Directions: All of the records listed below should be retyped exactly.

------ Material for this task ------

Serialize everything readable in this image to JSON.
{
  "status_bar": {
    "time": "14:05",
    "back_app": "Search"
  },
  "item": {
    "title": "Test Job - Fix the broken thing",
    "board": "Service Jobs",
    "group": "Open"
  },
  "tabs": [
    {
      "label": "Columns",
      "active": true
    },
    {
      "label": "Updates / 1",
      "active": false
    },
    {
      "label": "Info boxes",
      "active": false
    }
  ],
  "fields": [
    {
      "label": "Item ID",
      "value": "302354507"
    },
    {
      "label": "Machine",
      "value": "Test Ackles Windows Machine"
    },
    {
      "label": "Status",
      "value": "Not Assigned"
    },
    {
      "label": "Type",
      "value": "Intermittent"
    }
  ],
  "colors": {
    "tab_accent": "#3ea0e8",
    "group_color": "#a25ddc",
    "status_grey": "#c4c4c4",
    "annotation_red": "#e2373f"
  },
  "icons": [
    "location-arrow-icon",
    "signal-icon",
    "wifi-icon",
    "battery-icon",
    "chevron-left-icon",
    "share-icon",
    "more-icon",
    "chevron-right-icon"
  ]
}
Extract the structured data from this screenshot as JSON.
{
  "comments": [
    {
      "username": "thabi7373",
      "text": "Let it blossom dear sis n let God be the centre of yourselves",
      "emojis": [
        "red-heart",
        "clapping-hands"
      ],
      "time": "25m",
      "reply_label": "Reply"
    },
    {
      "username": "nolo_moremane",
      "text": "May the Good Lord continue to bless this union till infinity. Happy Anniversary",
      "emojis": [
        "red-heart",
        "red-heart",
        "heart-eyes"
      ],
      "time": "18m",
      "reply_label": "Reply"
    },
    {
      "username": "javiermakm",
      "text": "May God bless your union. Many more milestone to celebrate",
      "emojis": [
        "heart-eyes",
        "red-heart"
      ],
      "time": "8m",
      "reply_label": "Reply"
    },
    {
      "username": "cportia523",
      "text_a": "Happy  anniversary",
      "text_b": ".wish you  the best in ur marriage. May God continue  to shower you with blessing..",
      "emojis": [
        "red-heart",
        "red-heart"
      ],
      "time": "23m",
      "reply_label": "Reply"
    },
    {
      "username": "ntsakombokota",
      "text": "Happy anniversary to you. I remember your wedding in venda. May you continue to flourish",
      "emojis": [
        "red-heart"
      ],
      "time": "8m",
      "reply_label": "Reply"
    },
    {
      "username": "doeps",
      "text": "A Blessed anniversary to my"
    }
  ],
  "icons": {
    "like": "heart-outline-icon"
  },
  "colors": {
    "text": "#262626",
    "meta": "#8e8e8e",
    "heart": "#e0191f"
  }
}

------

Answer to the task:
Serialize everything readable in this image to JSON.
{
  "status_bar": {
    "time": "14:05",
    "back_app": "Search"
  },
  "item": {
    "title": "Test Job - Fix the broken thing",
    "board": "Service Jobs",
    "group": "Open"
  },
  "tabs": [
    {
      "label": "Columns",
      "active": true
    },
    {
      "label": "Updates / 1",
      "active": false
    },
    {
      "label": "Info boxes",
      "active": false
    }
  ],
  "fields": [
    {
      "label": "Item ID",
      "value": "302354507"
    },
    {
      "label": "Machine",
      "value": "Test Ackles Windows Machine"
    },
    {
      "label": "Status",
      "value": "Not Assigned"
    },
    {
      "label": "Type",
      "value": "Intermittent"
    }
  ],
  "colors": {
    "tab_accent": "#3ea0e8",
    "group_color": "#a25ddc",
    "status_grey": "#c4c4c4",
    "annotation_red": "#e2373f"
  },
  "icons": [
    "location-arrow-icon",
    "signal-icon",
    "wifi-icon",
    "battery-icon",
    "chevron-left-icon",
    "share-icon",
    "more-icon",
    "chevron-right-icon"
  ]
}
Extract the structured data from this screenshot as JSON.
{
  "comments": [
    {
      "username": "thabi7373",
      "text": "Let it blossom dear sis n let God be the centre of yourselves",
      "emojis": [
        "red-heart",
        "clapping-hands"
      ],
      "time": "25m",
      "reply_label": "Reply"
    },
    {
      "username": "nolo_moremane",
      "text": "May the Good Lord continue to bless this union till infinity. Happy Anniversary",
      "emojis": [
        "red-heart",
        "red-heart",
        "heart-eyes"
      ],
      "time": "18m",
      "reply_label": "Reply"
    },
    {
      "username": "javiermakm",
      "text": "May God bless your union. Many more milestone to celebrate",
      "emojis": [
        "heart-eyes",
        "red-heart"
      ],
      "time": "8m",
      "reply_label": "Reply"
    },
    {
      "username": "cportia523",
      "text_a": "Happy  anniversary",
      "text_b": ".wish you  the best in ur marriage. May God continue  to shower you with blessing..",
      "emojis": [
        "red-heart",
        "red-heart"
      ],
      "time": "23m",
      "reply_label": "Reply"
    },
    {
      "username": "ntsakombokota",
      "text": "Happy anniversary to you. I remember your wedding in venda. May you continue to flourish",
      "emojis": [
        "red-heart"
      ],
      "time": "8m",
      "reply_label": "Reply"
    },
    {
      "username": "doeps",
      "text": "A Blessed anniversary to my"
    }
  ],
  "icons": {
    "like": "heart-outline-icon"
  },
  "colors": {
    "text": "#262626",
    "meta": "#8e8e8e",
    "heart": "#e0191f"
  }
}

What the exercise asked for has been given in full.